Article ▸
# # # # # # #

Grandir (2013), Dominique Cabrera

Charlotte Cervantes : Pourquoi éprouvez-vous le besoin de filmer votre famille et cela en privilégiant la forme du documentaire ?

Dominique Cabrera : Il me semble qu’on ne choisit pas sous quelle forme on raconte une histoire. Je vois le film comme ça, il se présente de cette façon à mon esprit. Je vois les rapports entre les personnes qui sont dans la réalité et j’ai le désir d’aller à leur rencontre. Je ne choisis pas le documentaire. On pourrait dire que c’est le documentaire qui me choisit. Par exemple, quand j’ai voulu chercher les origines de ma mère, elle m’a demandé pourquoi je n’écrivais tout simplement pas une histoire, pourquoi j’avais besoin de le faire dans la réalité. Mais ça ne m’intéressait pas du tout d’écrire une histoire. Moi ce qui m’intéressait c’était une forme de vérité. C’était qu’il y ait une effectivité dans la réalité, le fait d’aller vraiment chercher les papiers de ma mère et non pas écrire que quelqu’un irait chercher les papiers de sa mère.Et pourquoi j’ai besoin de filmer ma famille ? Figurez-vous que je n’en sais rien ! J’ai évidemment beaucoup réfléchi là-dessus, on pourrait dire que c’est par amour et aussi pour garder une trace et les faire exister à travers le temps. Inscrire cette grâce, cette complexité, cette personnalité, cette façon d’être quelque part, tout simplement. Je pense que c’est très proche de ce que font les peintres lorsqu’ils saisissent le rayonnement d’une personne.

C. C. : Pourquoi l’élan que vous décrivez n’est-il pas tourné vers des inconnus ?

# # # # # # #

Entrées conservées d'une collection ▸
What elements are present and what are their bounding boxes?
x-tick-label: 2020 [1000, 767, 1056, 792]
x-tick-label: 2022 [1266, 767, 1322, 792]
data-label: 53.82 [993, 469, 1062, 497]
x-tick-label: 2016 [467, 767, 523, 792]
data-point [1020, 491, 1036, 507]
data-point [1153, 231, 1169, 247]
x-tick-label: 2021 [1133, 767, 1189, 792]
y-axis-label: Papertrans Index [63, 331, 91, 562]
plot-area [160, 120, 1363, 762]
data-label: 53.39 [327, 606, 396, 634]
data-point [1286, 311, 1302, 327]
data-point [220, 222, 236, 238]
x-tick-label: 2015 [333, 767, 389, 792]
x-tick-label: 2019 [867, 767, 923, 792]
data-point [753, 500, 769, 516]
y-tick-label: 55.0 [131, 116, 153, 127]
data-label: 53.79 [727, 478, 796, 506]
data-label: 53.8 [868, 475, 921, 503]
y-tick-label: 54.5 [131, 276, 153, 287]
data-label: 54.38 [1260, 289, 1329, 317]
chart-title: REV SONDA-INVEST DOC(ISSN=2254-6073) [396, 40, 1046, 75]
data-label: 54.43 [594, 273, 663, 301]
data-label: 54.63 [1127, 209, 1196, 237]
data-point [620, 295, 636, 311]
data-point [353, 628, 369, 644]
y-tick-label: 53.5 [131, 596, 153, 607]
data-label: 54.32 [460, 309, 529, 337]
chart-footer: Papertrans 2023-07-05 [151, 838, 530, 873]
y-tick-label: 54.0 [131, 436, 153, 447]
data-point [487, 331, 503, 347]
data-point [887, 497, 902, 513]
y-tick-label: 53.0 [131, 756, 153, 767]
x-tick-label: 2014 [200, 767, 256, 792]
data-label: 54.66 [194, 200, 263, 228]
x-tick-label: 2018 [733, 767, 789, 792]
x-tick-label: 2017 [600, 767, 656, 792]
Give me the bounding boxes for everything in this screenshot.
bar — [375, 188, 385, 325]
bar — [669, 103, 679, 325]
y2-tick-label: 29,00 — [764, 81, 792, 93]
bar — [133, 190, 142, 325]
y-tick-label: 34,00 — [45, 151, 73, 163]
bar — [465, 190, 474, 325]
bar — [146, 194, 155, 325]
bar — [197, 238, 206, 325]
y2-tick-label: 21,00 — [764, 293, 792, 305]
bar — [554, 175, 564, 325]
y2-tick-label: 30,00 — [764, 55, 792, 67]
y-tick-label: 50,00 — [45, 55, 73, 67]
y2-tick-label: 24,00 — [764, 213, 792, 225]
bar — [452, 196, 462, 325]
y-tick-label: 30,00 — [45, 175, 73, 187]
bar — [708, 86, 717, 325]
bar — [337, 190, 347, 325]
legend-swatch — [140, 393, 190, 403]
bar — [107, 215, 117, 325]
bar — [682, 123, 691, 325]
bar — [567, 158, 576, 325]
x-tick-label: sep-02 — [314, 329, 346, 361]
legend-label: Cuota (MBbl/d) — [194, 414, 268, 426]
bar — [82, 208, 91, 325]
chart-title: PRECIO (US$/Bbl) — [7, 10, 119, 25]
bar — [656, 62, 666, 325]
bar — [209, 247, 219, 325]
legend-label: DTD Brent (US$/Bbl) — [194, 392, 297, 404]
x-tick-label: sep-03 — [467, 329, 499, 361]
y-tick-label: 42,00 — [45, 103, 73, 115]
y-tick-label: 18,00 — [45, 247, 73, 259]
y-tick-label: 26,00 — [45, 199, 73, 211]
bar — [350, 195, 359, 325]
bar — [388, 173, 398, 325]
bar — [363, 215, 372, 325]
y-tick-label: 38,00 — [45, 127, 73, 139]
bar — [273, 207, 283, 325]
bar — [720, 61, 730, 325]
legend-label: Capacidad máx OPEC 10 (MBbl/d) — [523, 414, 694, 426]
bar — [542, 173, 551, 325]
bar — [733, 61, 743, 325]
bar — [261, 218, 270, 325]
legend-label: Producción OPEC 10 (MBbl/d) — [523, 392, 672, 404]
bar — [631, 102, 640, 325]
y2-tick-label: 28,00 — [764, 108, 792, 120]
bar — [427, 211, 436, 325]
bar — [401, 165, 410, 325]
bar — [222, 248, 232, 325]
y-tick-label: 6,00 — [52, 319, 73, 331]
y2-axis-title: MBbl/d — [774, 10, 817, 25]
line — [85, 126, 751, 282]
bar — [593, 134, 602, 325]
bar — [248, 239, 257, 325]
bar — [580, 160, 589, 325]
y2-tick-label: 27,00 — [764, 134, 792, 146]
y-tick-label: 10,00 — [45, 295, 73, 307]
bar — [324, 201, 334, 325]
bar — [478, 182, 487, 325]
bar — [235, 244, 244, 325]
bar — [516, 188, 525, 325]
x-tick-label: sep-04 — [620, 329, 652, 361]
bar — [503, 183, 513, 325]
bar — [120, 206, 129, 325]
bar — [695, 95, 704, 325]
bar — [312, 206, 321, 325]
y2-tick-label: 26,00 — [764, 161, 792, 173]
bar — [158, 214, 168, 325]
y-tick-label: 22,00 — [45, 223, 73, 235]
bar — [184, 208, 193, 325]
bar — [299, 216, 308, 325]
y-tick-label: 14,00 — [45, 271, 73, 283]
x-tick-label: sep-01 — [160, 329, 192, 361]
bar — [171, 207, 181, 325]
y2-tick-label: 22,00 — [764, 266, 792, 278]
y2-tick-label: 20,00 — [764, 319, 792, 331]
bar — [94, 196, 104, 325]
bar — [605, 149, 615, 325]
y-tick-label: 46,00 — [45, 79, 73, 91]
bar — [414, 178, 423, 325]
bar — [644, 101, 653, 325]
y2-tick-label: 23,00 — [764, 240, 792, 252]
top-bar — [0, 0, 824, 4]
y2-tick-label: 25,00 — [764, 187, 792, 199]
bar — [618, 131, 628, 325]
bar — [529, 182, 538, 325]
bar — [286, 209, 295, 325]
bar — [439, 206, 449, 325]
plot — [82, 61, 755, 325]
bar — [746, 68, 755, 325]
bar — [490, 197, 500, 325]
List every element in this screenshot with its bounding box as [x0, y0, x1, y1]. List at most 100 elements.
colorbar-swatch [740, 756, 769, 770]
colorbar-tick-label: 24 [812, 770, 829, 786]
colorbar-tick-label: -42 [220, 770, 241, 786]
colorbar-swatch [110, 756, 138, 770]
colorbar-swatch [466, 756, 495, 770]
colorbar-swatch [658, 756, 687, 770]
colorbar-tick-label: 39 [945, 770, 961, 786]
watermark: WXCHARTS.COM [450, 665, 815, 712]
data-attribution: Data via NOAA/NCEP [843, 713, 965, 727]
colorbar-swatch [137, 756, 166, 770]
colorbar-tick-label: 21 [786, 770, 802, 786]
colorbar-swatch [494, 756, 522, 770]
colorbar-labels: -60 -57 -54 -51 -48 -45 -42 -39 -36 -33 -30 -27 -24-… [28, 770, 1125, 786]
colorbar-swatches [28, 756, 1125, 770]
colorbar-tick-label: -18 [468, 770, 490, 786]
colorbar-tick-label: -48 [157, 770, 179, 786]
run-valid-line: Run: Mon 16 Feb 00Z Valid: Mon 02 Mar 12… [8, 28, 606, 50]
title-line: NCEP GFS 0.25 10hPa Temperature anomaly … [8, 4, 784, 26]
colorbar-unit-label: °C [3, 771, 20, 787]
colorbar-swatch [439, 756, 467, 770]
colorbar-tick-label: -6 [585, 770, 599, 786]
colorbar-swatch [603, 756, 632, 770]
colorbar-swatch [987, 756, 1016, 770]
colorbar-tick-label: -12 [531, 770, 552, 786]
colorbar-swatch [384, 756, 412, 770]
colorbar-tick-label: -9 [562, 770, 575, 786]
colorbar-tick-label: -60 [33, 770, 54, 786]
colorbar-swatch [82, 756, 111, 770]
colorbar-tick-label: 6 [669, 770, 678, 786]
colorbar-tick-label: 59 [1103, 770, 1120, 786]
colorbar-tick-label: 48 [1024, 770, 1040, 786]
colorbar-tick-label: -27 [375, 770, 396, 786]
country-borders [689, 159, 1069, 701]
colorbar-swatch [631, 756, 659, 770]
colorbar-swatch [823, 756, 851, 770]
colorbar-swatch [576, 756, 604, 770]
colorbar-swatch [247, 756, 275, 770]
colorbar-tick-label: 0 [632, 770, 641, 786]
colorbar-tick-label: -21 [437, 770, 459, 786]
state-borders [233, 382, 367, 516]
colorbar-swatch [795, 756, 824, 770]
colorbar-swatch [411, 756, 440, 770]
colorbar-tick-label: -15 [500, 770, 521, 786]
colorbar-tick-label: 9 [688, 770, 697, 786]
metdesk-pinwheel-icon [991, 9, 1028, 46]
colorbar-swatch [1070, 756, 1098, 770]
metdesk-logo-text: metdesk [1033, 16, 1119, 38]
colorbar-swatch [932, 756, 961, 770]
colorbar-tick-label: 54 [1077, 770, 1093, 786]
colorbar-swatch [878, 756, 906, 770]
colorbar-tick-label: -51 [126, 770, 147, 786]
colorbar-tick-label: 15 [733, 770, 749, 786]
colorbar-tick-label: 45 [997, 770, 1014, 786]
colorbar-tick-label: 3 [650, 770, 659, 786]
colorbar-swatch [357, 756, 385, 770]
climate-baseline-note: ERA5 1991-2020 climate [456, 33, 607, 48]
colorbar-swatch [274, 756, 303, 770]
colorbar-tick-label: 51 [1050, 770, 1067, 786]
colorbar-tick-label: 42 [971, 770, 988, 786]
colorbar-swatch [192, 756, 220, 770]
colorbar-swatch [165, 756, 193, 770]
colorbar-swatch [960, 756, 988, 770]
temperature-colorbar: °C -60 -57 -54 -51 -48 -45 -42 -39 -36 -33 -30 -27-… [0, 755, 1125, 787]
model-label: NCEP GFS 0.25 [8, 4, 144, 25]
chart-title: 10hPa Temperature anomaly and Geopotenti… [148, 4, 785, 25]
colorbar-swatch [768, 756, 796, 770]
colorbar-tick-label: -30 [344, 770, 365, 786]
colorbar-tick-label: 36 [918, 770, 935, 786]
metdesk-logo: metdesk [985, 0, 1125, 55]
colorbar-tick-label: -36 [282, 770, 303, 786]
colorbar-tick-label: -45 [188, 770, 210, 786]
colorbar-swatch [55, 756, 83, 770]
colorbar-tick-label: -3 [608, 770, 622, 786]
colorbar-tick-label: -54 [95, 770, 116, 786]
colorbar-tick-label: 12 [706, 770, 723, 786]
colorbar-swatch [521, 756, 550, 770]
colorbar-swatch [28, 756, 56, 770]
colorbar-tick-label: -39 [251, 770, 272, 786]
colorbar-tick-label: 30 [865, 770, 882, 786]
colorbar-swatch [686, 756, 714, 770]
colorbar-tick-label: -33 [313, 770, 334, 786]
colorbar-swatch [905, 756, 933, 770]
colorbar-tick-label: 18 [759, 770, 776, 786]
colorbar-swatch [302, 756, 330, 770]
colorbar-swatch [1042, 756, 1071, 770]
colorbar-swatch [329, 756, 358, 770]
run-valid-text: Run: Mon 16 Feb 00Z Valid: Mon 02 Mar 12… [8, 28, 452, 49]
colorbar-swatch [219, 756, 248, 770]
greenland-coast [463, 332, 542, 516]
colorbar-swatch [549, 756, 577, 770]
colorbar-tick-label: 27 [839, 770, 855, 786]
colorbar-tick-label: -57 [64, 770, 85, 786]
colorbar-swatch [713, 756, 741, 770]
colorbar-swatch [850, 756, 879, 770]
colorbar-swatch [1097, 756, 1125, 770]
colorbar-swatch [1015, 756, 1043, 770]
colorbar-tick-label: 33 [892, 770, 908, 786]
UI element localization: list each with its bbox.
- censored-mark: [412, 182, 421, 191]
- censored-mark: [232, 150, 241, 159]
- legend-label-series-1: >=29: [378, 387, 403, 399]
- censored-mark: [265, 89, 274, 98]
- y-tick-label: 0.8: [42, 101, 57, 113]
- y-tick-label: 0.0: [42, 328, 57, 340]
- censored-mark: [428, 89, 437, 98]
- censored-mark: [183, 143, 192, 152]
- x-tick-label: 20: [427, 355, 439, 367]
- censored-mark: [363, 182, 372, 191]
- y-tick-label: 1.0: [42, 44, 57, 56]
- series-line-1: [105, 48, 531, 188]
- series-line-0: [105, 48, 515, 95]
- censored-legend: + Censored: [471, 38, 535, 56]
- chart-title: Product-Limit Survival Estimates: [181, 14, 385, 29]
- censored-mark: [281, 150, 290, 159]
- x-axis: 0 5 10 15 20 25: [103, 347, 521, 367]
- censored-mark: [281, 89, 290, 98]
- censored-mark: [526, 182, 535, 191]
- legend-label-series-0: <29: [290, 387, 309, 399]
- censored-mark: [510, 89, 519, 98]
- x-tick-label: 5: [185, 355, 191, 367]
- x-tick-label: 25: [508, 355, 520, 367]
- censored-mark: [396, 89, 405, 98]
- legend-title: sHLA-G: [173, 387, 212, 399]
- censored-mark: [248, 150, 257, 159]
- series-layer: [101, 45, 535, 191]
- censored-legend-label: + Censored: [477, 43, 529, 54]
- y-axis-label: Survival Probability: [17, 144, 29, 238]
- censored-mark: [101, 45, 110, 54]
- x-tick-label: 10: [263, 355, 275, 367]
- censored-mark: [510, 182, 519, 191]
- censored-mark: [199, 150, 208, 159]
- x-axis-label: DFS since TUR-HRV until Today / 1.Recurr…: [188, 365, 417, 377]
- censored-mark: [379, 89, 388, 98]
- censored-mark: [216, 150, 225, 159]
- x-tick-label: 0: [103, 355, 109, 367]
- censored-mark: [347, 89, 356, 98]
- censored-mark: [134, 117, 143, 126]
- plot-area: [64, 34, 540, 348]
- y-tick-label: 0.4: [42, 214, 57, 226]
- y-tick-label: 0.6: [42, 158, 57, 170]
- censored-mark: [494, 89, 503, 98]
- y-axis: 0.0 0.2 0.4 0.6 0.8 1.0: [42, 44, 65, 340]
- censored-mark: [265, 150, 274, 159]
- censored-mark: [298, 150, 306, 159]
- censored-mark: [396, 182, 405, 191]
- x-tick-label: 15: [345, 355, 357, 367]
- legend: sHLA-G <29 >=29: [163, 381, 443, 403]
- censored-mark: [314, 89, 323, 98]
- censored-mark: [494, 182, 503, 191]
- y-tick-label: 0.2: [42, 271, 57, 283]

# # # # # # #

Tâche brève A ▸
Répondez à ces questions sur l'entretien avec Dominique Cabrera :
(i) En quelle année le film Grandir est-il indiqué ?
(ii) Selon Dominique Cabrera, qu'est-ce qui la choisit, plutôt qu'elle ne le choisit ?
(iii) À qui compare-t-elle ce qu'elle fait en filmant sa famille ?
Tâche brève B ▸
Recopiez à l'identique le passage de l'entretien avec Dominique Cabrera, de « Grandir (2013), Dominique » à « du documentaire ? ».
Tâche brève C ▸
Prolongez l'entretien avec Dominique Cabrera à partir de son dernier mot.

Réponse rédigée A ▸
(i) En 2013.
(ii) Le documentaire.
(iii) Aux peintres lorsqu'ils saisissent le rayonnement d'une personne.

Réponse rédigée B ▸
Grandir (2013), Dominique Cabrera

Charlotte Cervantes : Pourquoi éprouvez-vous le besoin de filmer votre famille et cela en privilégiant la forme du documentaire ?

Réponse rédigée C ▸
D. C. : J’ai filmé des inconnus. Dans Une poste à la Courneuve je filme des inconnus, dans Chronique d’une banlieue ordinaire je filme des inconnus mais il est vrai que mon mouvement, disons intime, affectif le plus fort, est tourné vers les êtres avec qui je vis. J’ai filmé mon mari la dernière année de sa vie dans Un Mensch. Dans le dernier film que je suis en train de faire, la moitié des personnes est de ma famille, l’autre moitié ce sont des amis de Marker. Je fais aussi très souvent des photographies au café et j’adore photographier les inconnus, c’est vrai. J’ai ce mouvement là aussi. Quoi qu’il en soit, je pense que pour faire un film, il faut avoir un profond élan. Il faut vouloir filmer une situation, une personne, une question, qui a une importance pour vous. Ce n’est pas juste filmer un inconnu. Ou alors il en devient le sujet. Mais bon, c’est toute la forme d’un projet ! Finalement, ce qui est le plus difficile, c’est de faire un film où on n’a pas un profond désir de le faire. Parce qu’on ne sait pas trop à quoi se rattacher. Faire un film qui ne vous passionne pas complètement, c’est très difficile

C. C. : Pour rester sur le thème de la famille, pourquoi rendre accessible au public ces traces intimes que vous collectez ?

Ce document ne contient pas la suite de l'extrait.